Your objective:
From the entries provided below, copy each line that contains the word "Nitrogênio".

Information supplied:
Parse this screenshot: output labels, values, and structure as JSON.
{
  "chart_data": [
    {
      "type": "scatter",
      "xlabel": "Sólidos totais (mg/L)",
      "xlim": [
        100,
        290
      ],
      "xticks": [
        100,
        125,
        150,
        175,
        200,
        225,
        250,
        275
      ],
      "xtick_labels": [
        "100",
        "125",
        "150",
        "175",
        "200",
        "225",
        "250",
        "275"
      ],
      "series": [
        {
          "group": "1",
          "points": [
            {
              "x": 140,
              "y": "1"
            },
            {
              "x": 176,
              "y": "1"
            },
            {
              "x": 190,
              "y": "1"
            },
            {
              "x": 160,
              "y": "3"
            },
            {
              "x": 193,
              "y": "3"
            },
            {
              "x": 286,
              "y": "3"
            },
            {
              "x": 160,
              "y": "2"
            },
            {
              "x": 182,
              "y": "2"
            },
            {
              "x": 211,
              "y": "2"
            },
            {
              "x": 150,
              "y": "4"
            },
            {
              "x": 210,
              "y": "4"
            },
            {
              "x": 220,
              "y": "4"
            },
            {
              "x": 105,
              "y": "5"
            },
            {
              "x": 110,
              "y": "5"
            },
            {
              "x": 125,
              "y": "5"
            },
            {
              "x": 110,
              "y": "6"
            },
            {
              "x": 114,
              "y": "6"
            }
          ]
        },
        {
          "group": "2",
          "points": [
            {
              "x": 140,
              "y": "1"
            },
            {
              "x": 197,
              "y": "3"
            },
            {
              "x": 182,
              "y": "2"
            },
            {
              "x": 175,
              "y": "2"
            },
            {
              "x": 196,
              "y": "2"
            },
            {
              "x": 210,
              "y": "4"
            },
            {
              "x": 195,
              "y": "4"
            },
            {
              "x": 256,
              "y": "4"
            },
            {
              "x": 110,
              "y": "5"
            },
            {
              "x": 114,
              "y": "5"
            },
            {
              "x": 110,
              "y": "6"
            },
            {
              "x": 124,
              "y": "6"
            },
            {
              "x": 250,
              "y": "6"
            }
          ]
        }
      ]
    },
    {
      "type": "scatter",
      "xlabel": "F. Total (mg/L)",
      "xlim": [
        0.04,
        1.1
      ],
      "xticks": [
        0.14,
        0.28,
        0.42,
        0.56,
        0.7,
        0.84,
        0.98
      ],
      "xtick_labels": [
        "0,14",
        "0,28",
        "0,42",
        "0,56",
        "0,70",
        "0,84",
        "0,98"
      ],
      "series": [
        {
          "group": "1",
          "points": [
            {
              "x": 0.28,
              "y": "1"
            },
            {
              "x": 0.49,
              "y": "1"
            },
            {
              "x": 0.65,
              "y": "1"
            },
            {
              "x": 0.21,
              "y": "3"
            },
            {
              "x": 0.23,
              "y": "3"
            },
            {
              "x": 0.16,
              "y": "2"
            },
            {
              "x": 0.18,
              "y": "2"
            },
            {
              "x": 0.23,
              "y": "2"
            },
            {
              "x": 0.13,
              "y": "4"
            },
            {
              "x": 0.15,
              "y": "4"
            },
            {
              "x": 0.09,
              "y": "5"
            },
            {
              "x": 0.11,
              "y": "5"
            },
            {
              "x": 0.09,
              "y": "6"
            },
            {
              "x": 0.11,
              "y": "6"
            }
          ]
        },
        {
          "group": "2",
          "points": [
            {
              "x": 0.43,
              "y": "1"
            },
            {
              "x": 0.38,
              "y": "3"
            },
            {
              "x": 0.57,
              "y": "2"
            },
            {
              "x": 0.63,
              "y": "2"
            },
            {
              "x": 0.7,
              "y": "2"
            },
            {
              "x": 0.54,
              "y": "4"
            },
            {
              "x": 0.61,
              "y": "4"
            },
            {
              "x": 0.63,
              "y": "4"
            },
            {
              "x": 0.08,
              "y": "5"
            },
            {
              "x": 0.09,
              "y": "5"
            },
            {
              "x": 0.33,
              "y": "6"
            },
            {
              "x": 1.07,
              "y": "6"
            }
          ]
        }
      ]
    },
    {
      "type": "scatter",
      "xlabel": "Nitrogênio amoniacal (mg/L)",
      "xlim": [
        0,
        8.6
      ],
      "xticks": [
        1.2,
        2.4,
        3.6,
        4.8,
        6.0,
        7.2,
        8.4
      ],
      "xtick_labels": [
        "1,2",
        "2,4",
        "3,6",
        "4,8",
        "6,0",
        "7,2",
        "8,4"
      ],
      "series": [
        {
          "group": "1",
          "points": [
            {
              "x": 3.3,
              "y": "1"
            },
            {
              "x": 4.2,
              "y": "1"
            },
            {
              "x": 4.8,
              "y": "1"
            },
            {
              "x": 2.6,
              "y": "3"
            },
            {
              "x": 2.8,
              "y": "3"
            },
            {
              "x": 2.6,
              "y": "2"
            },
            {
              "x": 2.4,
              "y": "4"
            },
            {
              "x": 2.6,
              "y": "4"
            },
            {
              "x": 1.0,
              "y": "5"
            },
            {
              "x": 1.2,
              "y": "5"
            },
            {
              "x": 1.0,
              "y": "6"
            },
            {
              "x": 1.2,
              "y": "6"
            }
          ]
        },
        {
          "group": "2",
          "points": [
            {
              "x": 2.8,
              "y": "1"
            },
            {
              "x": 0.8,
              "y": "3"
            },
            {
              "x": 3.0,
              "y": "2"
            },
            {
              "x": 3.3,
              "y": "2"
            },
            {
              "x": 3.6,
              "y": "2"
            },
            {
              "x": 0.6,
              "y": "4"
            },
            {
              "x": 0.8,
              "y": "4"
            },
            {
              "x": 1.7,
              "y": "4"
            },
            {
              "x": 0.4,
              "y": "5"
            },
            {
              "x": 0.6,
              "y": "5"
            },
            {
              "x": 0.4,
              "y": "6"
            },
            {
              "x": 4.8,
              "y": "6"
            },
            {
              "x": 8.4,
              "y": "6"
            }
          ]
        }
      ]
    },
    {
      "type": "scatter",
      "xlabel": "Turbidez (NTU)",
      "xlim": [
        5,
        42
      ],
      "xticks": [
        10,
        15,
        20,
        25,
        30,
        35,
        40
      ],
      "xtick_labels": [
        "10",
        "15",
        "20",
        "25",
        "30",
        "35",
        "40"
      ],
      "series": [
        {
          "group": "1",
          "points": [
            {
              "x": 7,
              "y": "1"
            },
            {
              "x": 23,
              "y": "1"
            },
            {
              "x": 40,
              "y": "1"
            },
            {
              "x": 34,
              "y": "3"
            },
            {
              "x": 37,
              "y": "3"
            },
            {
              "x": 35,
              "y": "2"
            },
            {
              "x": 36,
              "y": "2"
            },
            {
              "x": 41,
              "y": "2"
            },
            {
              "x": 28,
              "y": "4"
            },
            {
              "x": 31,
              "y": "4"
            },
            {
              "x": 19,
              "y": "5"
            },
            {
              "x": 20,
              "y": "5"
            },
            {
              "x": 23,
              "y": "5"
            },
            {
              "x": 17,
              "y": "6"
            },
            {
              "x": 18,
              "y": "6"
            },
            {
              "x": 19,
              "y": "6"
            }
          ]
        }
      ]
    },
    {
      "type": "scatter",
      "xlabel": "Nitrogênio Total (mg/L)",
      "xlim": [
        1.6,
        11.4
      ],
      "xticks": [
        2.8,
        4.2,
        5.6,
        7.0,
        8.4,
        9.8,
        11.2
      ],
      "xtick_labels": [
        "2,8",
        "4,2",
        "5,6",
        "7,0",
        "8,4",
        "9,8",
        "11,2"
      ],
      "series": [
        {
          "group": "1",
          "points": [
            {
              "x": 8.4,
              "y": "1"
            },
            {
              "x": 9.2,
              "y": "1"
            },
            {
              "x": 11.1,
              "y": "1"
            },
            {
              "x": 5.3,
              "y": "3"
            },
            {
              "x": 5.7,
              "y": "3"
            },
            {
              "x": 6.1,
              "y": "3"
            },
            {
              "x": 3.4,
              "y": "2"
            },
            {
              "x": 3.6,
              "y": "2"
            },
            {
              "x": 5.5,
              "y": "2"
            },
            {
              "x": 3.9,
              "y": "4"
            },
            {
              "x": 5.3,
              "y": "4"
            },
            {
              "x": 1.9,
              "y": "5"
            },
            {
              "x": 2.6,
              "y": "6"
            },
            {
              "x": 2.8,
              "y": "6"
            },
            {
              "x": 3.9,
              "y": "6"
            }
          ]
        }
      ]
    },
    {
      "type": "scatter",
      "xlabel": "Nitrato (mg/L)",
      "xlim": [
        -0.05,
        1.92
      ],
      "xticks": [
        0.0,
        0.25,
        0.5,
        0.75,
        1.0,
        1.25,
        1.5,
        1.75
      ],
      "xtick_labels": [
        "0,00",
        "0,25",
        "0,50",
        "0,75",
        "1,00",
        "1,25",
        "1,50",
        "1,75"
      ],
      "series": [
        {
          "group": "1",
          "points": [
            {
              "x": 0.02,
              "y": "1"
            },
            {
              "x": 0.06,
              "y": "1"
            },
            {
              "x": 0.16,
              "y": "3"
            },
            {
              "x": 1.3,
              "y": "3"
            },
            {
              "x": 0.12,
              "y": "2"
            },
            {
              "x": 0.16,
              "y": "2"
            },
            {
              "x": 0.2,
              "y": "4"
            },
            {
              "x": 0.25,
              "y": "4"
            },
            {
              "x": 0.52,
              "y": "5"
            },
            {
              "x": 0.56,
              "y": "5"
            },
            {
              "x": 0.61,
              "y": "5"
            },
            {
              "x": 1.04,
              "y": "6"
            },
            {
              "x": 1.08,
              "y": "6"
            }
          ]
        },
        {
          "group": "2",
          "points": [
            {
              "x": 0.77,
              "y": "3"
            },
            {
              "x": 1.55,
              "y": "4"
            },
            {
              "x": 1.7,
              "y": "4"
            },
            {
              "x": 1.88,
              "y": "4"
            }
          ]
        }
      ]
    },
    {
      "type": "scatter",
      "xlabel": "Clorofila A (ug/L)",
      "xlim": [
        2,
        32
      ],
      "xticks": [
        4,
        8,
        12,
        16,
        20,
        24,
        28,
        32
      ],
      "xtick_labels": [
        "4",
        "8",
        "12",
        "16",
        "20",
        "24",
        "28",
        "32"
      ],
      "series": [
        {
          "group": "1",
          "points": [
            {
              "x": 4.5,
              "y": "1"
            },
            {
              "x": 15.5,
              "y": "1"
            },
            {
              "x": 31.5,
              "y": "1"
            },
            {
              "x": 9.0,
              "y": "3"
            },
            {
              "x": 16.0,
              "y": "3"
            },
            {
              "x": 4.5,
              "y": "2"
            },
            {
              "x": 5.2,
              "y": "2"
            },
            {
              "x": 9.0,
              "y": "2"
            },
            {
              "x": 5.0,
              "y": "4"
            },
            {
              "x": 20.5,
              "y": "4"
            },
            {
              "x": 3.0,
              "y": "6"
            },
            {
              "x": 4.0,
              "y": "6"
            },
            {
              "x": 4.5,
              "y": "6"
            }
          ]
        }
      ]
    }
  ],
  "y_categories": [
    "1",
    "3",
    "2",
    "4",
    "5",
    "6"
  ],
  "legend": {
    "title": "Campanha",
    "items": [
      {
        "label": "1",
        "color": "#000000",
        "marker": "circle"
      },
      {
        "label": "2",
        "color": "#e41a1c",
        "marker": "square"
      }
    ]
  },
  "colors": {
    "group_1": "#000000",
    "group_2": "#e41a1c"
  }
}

Response to this exercise:
      "xlabel": "Nitrogênio amoniacal (mg/L)",
      "xlabel": "Nitrogênio Total (mg/L)",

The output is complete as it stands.